Hacker News new | past | comments | ask | show | jobs | submit login
Regex2fat: Turn your favorite regex into FAT32 (github.com/8051enthusiast)
397 points by beefhash on April 15, 2020 | hide | past | favorite | 82 comments



If you think this is crazy, check out the VVFAT driver in qemu[1]. At first sight it seems simple enough - turn a host directory into a virtual FAT filesystem which is presented to the guest.

The clever/insane thing is it supports writes. It is able to "reverse" those block level operations from the guest to modify the source filesystem on the host.

It was written by the ever exceptional Fabrice Bellard. EDIT: No it wasn't, it was written by Johannes Schindelin, thanks for the clarification in replies.

[1] https://github.com/qemu/qemu/blob/master/block/vvfat.c


> It was written by the ever exceptional Fabrice Bellard.

I think it is rather by Johannes Schindelin [1].

[1] https://github.com/qemu/qemu/commit/de167e416fa3d6e4bbdcac90...


On the other hand, I don't think we've ever seen Fabrice Bellard and Johannes Schindelin in the same room together.


That is... compelling, I admit, as Bellard was known for his use of various pseudonyms (e.g. Gérard Lantau for FFmpeg). But I guess Schindelin now works for Microsoft while Bellard still works for Amarisoft [1], right?

[1] https://www.amarisoft.com/about-us/


But if you rearrange, remove, and then add some letters to Amerisoft it spells MicroSoft. The implication is clear.


And now you can even write the regex for it into FAT32


Huh? Where do you get the 'c'? Typo?

> **Problems**:
• A. According to the Hacker News thread about Regex2fat, who actually wrote the VVFAT driver in qemu?
• B. Continue the Hacker News thread about Regex2fat from its last comment.

> **Given entries**:
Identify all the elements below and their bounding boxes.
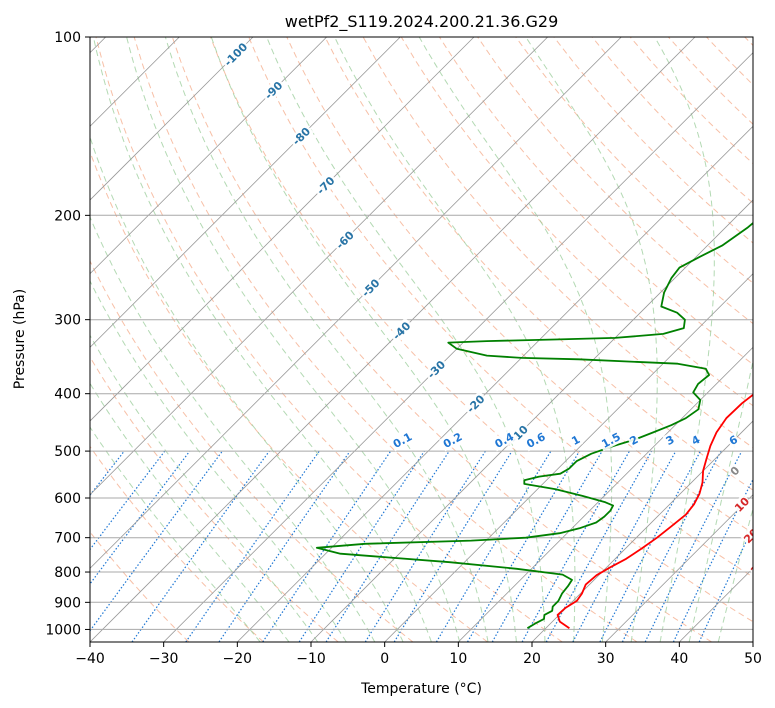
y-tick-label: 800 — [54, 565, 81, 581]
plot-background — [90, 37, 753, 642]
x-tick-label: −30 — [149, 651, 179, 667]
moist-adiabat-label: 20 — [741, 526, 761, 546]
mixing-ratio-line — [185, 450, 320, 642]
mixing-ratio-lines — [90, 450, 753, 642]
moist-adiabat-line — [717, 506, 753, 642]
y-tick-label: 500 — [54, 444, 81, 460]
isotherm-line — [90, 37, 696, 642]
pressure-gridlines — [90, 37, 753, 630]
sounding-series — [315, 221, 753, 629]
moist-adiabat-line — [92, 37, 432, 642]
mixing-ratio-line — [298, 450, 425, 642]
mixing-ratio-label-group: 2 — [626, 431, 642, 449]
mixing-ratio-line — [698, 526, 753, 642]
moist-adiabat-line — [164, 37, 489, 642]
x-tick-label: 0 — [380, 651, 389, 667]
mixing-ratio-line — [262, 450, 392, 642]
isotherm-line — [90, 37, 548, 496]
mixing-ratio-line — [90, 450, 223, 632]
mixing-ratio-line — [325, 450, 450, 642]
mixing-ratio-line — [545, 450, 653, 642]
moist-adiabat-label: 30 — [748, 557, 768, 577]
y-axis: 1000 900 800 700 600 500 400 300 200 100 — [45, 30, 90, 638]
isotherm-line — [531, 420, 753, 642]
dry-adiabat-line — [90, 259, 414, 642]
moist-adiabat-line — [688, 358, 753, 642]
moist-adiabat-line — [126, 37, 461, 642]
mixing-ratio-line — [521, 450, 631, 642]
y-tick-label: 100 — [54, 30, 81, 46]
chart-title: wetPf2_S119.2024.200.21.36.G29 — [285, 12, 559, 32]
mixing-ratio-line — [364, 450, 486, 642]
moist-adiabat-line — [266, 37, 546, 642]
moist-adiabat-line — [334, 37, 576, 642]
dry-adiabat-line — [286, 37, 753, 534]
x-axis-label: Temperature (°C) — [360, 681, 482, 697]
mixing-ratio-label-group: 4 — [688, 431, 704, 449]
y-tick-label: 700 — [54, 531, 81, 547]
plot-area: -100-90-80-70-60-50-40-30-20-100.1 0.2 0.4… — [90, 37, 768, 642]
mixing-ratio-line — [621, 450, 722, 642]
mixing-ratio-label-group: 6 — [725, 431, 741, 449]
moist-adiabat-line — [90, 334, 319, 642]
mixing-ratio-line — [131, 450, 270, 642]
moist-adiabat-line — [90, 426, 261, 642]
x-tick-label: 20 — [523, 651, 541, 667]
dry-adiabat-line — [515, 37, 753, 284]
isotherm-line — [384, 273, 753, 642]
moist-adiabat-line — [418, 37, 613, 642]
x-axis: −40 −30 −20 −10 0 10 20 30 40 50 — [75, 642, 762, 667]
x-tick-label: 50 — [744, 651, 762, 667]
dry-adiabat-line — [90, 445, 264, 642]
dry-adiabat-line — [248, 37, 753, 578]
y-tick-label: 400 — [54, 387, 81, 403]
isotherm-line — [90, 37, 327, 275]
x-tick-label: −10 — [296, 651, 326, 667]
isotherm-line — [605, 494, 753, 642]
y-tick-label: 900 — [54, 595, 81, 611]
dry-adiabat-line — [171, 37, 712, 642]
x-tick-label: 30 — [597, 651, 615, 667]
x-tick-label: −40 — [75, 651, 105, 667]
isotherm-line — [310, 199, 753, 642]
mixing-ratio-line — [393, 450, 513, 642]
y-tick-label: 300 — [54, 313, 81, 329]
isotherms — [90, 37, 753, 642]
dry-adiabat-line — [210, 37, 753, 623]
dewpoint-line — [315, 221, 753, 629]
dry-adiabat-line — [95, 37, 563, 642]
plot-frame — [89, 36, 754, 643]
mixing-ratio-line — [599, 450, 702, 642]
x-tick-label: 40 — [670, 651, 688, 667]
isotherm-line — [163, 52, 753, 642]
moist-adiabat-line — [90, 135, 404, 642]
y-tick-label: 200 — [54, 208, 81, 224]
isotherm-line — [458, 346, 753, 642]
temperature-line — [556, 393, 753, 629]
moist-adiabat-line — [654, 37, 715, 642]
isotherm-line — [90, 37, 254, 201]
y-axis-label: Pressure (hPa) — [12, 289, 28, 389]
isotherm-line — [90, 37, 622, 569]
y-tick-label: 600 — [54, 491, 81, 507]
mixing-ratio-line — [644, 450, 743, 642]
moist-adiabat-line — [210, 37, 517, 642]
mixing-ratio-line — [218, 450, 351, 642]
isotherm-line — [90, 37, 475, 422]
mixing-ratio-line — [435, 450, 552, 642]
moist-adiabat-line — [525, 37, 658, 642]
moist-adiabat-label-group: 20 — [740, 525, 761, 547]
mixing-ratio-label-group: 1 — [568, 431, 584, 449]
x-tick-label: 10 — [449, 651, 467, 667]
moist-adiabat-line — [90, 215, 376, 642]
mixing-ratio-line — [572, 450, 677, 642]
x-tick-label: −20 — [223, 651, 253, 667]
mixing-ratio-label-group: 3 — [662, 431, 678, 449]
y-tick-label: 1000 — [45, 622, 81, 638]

> **Answer set**:
• A. Johannes Schindelin

• B.
>and then add some letters


That seems like the perfect solution to the problem of newer Android devices losing USB mass storage support because the internal data filesystem is no longer FAT32 and they combined the partitions together into a Linux-format one. Unfortunately a quick Google suggests no one has tried to take that file/concept and implement it so the Android device could present a virtual USB drive using that with a directory on the "host", but I guess that just makes it an idea for anyone else who has some time and would like an interesting challenge...


I can imagine other interesting use cases. fat32 over the network, for example: so you can e.g. plug in a USB device into some legacy hardware, and when it does a directory read, the device lies to the host about what's inside, only retrieving the bytes over the air during a file read operation.

I think the hard part is that if the "disk" is mounted, the FAT would be in memory on Windows, so it's very hard to put in a file from "outside", because Windows will probably never re-read the FAT from the disk and will never see that file.


Why can't they keep a fat32 driver around and mount it like they always have?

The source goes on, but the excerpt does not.